Your task is to print all of the data word for word.

• [Supplied material]:
-*-
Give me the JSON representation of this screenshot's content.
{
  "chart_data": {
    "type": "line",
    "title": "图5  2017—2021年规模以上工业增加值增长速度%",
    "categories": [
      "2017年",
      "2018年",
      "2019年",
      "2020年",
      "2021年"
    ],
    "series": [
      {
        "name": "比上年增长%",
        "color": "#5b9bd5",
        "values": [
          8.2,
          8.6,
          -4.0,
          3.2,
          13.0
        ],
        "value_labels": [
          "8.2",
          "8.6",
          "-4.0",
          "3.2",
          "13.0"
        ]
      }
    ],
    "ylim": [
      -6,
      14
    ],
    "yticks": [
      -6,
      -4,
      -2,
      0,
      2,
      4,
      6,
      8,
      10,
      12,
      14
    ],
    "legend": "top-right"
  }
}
-*-
• [Complete answer]:
Give me the JSON representation of this screenshot's content.
{
  "chart_data": {
    "type": "line",
    "title": "图5  2017—2021年规模以上工业增加值增长速度%",
    "categories": [
      "2017年",
      "2018年",
      "2019年",
      "2020年",
      "2021年"
    ],
    "series": [
      {
        "name": "比上年增长%",
        "color": "#5b9bd5",
        "values": [
          8.2,
          8.6,
          -4.0,
          3.2,
          13.0
        ],
        "value_labels": [
          "8.2",
          "8.6",
          "-4.0",
          "3.2",
          "13.0"
        ]
      }
    ],
    "ylim": [
      -6,
      14
    ],
    "yticks": [
      -6,
      -4,
      -2,
      0,
      2,
      4,
      6,
      8,
      10,
      12,
      14
    ],
    "legend": "top-right"
  }
}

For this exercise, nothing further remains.